:: What is expected ::
Check each line of the material below, and copy it if it holds the string "vscode".

Extracted records
● ● ● ●
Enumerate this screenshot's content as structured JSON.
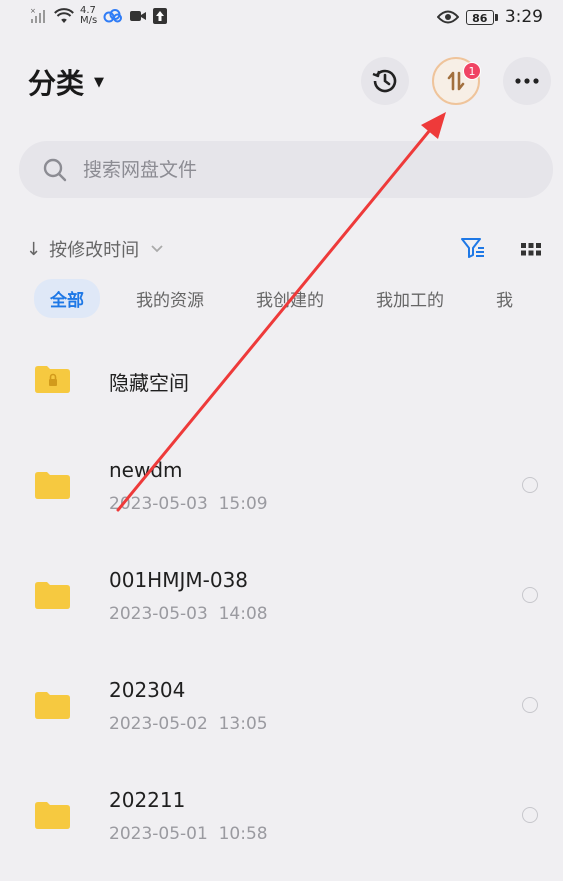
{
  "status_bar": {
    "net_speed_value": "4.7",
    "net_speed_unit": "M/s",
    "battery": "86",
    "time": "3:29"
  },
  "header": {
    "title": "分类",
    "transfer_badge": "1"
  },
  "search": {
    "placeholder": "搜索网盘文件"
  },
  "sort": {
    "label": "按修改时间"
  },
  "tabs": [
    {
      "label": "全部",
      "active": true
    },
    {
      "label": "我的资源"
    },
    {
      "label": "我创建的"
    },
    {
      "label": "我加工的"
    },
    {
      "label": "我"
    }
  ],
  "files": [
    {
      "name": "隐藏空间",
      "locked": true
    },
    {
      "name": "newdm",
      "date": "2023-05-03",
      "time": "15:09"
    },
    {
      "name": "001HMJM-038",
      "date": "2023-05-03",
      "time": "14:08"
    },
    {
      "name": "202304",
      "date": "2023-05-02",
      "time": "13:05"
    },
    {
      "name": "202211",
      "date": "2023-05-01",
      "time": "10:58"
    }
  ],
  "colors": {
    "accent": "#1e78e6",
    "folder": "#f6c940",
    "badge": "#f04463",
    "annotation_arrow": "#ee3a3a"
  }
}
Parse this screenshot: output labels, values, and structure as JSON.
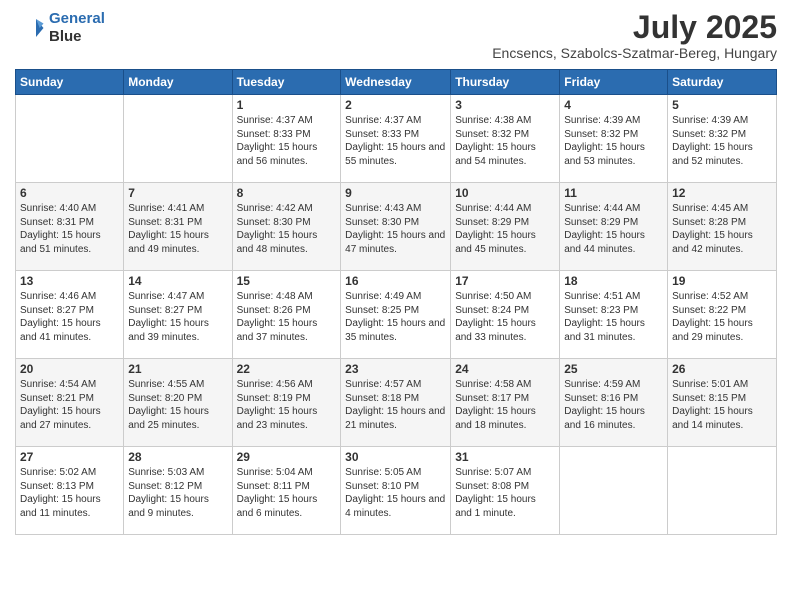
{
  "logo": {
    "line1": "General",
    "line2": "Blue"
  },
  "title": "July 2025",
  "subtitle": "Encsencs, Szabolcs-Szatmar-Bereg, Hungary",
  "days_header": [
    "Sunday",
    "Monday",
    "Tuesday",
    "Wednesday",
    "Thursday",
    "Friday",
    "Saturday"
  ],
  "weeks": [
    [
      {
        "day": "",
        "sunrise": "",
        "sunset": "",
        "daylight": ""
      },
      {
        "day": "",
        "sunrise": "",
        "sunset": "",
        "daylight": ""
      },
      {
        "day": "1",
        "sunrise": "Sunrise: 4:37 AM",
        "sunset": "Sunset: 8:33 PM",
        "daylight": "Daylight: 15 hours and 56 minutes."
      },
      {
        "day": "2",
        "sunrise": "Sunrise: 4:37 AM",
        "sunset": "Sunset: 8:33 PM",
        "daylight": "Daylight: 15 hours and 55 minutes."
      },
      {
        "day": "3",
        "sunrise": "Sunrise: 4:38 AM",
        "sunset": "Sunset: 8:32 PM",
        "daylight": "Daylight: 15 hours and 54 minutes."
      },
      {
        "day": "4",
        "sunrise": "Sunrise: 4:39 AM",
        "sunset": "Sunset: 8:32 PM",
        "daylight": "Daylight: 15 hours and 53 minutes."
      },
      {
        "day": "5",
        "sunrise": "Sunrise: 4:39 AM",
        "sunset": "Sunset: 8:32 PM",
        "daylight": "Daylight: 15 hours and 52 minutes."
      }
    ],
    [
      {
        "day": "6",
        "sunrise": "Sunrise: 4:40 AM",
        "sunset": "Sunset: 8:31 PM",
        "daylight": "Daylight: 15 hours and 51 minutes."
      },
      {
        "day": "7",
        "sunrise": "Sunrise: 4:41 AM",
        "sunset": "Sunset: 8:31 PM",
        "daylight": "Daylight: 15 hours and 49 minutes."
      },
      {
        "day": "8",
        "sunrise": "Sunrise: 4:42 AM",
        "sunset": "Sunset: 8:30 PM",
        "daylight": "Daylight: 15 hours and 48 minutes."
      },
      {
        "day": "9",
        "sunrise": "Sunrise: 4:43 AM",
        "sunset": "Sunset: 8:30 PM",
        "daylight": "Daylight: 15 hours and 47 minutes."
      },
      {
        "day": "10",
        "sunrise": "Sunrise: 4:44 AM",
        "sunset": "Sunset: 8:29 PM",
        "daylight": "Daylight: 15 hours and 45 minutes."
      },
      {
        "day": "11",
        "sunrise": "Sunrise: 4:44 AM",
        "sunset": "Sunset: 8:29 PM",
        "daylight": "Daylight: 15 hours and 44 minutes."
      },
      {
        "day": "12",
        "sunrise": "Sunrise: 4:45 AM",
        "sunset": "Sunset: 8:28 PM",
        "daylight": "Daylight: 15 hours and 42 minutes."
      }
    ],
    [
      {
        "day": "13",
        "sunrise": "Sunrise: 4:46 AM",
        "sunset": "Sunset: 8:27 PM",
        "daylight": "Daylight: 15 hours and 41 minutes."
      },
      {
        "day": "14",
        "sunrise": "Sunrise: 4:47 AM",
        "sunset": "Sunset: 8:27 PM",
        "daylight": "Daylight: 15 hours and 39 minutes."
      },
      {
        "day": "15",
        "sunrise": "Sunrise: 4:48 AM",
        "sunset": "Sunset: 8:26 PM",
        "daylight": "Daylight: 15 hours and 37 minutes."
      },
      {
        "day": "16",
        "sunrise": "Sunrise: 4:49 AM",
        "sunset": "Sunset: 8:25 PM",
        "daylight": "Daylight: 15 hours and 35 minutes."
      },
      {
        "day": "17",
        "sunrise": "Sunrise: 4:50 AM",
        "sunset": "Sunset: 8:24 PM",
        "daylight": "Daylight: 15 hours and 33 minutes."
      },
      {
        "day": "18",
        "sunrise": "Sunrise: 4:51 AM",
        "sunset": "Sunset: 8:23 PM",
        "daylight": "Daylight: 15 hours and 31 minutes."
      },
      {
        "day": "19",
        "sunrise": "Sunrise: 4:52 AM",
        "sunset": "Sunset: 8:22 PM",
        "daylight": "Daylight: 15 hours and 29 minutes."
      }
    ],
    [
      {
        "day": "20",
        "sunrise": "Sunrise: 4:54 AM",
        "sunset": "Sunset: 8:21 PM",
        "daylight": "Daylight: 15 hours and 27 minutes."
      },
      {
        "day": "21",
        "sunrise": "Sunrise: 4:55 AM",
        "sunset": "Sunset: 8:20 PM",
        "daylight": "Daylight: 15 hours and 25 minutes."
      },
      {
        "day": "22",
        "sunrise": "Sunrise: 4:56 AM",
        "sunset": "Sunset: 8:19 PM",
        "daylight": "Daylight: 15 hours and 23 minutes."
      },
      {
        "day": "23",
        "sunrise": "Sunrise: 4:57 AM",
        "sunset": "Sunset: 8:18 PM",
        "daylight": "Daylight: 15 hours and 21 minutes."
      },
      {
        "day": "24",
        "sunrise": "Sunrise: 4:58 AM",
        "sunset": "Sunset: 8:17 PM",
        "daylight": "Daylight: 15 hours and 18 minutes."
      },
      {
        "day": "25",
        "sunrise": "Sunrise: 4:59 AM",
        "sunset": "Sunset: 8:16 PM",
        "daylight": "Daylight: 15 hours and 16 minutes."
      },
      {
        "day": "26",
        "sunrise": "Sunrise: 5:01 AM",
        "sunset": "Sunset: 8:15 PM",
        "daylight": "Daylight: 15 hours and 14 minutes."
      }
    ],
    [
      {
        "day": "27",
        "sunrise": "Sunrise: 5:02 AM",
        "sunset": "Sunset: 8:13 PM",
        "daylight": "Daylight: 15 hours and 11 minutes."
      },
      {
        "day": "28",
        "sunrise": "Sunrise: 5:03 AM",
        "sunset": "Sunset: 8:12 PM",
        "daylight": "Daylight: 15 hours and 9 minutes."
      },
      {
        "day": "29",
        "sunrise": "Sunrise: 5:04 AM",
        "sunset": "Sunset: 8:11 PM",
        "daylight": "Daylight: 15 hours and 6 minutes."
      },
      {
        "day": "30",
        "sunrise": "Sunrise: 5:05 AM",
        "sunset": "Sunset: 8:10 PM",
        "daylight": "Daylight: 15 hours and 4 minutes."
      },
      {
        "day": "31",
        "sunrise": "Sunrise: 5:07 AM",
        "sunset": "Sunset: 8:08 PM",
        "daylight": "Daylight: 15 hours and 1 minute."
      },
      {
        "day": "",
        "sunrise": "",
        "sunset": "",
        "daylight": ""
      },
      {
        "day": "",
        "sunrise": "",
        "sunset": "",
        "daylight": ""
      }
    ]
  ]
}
● ● ● ●
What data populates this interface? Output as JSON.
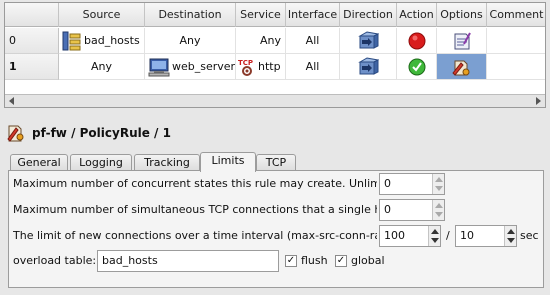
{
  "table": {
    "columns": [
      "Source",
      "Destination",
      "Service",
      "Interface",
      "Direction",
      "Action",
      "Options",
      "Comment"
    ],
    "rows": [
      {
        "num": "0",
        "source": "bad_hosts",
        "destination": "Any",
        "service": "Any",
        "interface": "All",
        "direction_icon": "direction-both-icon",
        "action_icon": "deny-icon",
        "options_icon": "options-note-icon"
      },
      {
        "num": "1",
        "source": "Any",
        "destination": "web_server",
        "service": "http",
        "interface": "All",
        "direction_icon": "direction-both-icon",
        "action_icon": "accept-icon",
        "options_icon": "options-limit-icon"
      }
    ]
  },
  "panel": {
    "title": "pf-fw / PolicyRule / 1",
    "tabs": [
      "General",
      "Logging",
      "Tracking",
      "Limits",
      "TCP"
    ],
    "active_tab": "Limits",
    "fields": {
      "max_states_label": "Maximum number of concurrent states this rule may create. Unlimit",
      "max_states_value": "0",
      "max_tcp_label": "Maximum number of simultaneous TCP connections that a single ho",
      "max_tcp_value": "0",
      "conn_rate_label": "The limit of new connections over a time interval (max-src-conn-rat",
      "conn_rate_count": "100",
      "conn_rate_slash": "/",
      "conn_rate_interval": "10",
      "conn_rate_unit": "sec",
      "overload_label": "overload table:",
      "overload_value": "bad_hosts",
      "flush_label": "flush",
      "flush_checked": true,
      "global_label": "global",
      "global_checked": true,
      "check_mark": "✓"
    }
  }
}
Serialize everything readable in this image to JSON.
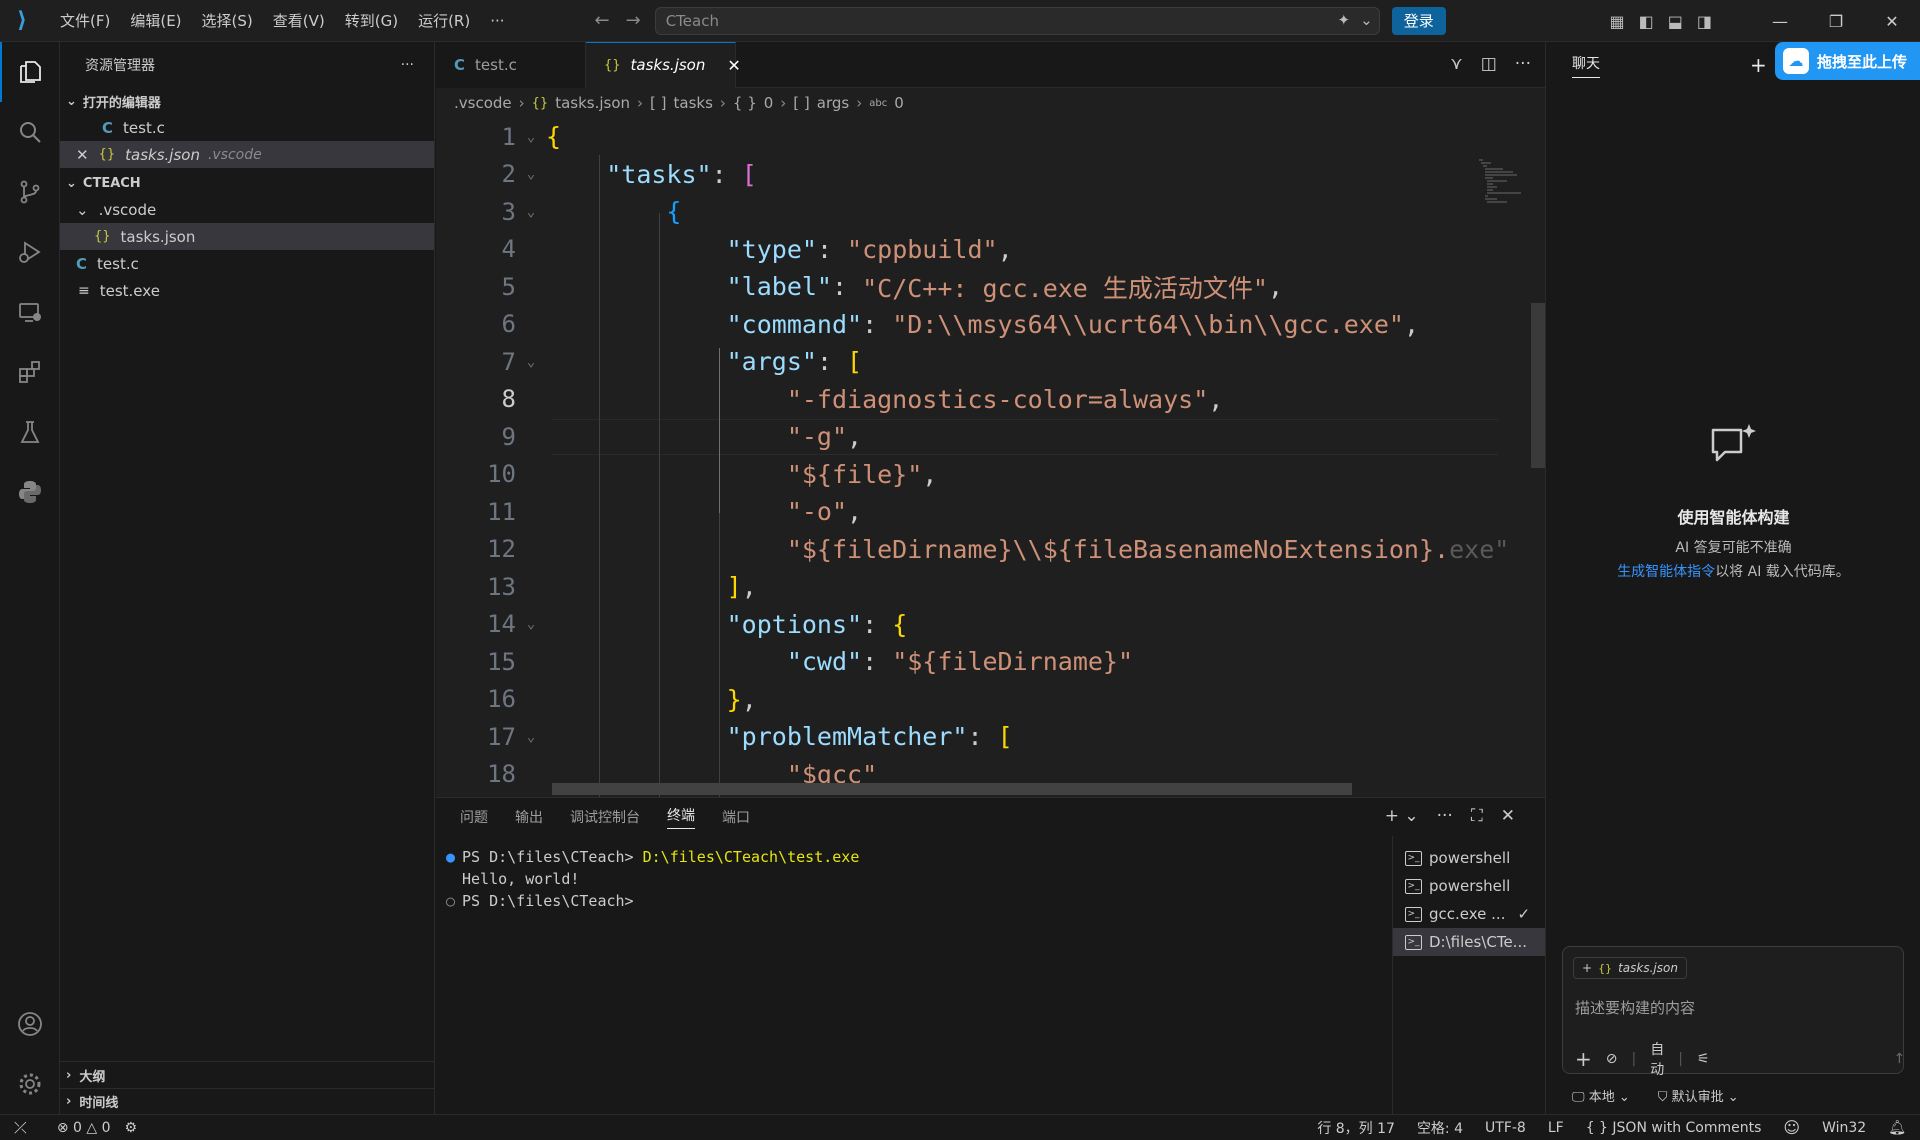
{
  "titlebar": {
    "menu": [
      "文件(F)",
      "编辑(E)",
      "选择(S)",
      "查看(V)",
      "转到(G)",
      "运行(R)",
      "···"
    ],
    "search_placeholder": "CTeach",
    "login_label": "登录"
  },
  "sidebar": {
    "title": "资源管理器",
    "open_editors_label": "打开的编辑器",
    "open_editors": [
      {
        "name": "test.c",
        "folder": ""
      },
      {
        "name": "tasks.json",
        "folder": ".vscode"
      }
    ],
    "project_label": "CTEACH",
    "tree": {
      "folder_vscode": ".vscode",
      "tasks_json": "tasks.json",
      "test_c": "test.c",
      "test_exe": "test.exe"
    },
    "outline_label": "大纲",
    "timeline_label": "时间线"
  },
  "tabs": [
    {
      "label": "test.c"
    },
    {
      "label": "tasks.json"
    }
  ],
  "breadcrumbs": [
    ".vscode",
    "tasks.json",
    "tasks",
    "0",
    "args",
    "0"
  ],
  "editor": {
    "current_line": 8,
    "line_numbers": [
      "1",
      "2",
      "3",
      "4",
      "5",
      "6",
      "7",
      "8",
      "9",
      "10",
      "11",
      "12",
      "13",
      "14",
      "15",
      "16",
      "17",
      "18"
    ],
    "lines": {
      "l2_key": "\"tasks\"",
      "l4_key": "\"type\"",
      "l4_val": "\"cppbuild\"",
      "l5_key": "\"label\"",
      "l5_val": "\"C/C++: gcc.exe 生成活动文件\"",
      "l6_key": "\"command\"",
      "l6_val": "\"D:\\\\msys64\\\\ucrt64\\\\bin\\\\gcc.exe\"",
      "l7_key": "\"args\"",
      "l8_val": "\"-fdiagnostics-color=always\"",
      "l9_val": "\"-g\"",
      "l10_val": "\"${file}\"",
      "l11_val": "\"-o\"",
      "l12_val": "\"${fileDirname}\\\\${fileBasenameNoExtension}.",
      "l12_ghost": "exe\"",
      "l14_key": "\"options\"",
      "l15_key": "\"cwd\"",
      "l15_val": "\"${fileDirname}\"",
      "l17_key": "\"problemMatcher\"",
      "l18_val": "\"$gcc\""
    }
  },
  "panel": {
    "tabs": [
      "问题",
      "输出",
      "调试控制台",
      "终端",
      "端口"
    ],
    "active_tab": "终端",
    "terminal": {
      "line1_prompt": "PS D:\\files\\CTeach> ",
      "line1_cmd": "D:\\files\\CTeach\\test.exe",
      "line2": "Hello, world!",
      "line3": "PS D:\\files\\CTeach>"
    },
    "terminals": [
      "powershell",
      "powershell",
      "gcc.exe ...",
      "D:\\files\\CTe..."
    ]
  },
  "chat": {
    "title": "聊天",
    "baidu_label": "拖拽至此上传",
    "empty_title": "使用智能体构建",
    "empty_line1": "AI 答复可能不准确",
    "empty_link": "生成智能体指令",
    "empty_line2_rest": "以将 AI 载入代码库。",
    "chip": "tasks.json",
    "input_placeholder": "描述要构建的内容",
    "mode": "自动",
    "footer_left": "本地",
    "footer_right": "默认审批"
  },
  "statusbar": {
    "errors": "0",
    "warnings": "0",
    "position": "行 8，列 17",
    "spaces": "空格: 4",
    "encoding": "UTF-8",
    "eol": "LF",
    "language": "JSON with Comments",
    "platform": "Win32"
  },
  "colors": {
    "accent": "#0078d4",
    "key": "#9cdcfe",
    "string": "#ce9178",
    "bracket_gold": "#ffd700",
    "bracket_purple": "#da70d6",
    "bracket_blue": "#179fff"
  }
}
● ● ● ●
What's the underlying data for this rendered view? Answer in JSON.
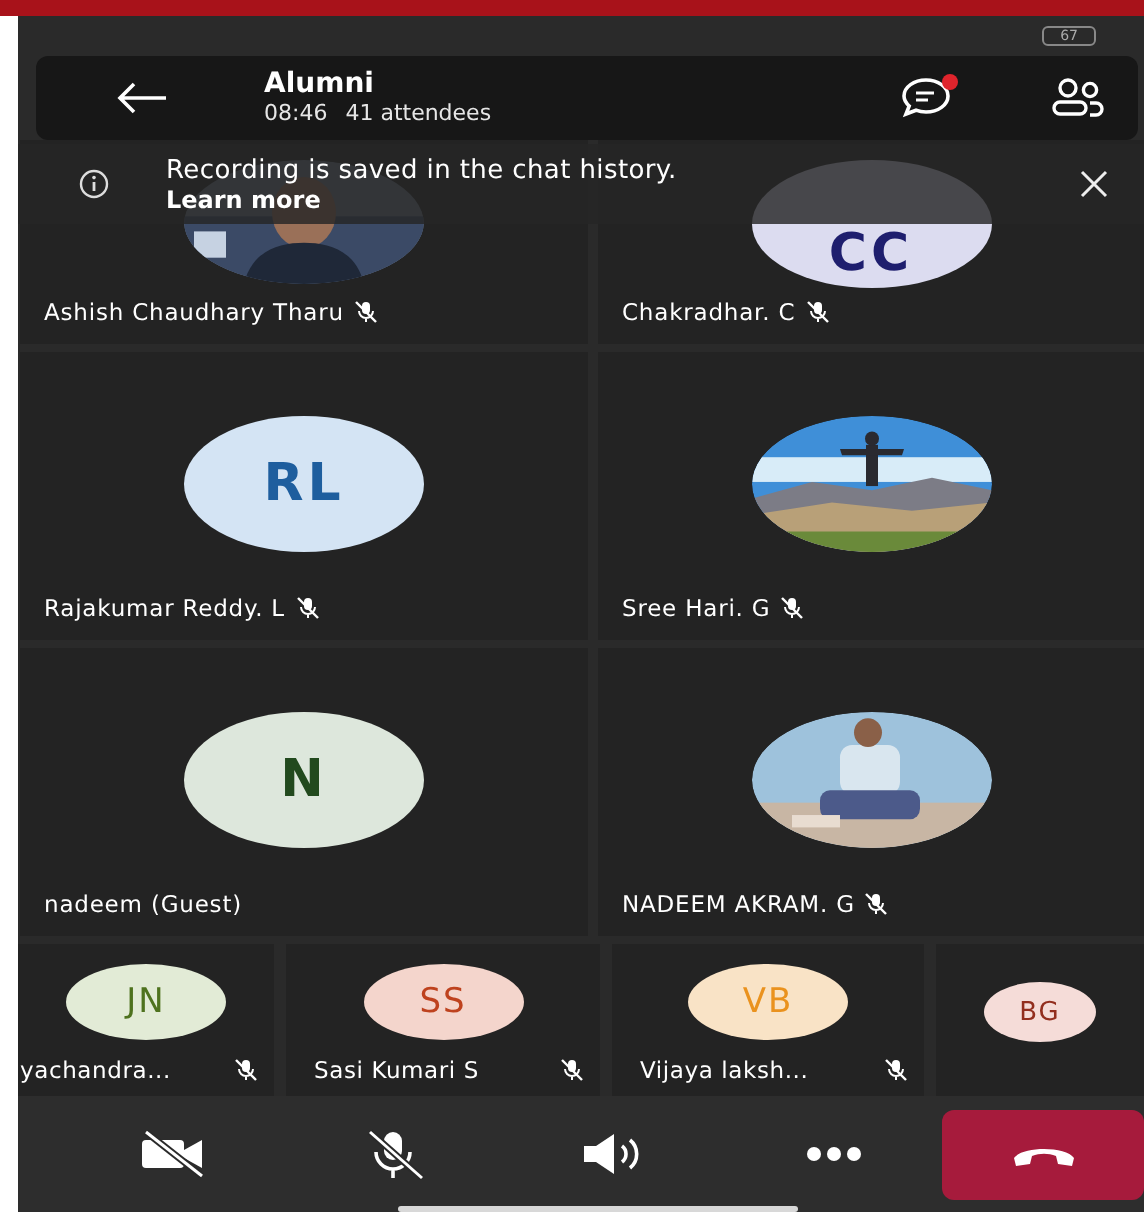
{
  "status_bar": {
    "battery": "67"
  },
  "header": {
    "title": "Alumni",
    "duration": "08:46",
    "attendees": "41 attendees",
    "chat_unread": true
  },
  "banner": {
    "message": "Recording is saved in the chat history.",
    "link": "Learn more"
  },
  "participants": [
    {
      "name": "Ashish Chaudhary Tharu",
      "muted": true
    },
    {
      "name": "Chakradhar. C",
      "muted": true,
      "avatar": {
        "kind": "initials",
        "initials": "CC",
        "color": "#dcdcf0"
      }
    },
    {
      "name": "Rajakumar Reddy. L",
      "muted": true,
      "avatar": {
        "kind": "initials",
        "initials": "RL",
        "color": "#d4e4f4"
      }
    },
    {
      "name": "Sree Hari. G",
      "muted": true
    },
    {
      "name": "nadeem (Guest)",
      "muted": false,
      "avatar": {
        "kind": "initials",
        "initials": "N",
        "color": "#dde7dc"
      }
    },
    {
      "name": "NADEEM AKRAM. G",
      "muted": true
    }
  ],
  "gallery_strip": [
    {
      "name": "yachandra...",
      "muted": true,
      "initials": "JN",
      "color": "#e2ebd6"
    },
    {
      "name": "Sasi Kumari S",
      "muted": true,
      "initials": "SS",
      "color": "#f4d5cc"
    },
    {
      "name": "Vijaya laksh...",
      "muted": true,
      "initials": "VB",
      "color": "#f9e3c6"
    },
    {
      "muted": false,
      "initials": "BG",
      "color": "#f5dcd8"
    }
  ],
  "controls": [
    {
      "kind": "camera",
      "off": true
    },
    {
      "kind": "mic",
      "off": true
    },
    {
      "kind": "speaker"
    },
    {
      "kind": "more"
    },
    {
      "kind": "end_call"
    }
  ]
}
● ● ● ●
:: Final result ::
        "folder": ".vscode"
      "folder_vscode": ".vscode",
    ".vscode",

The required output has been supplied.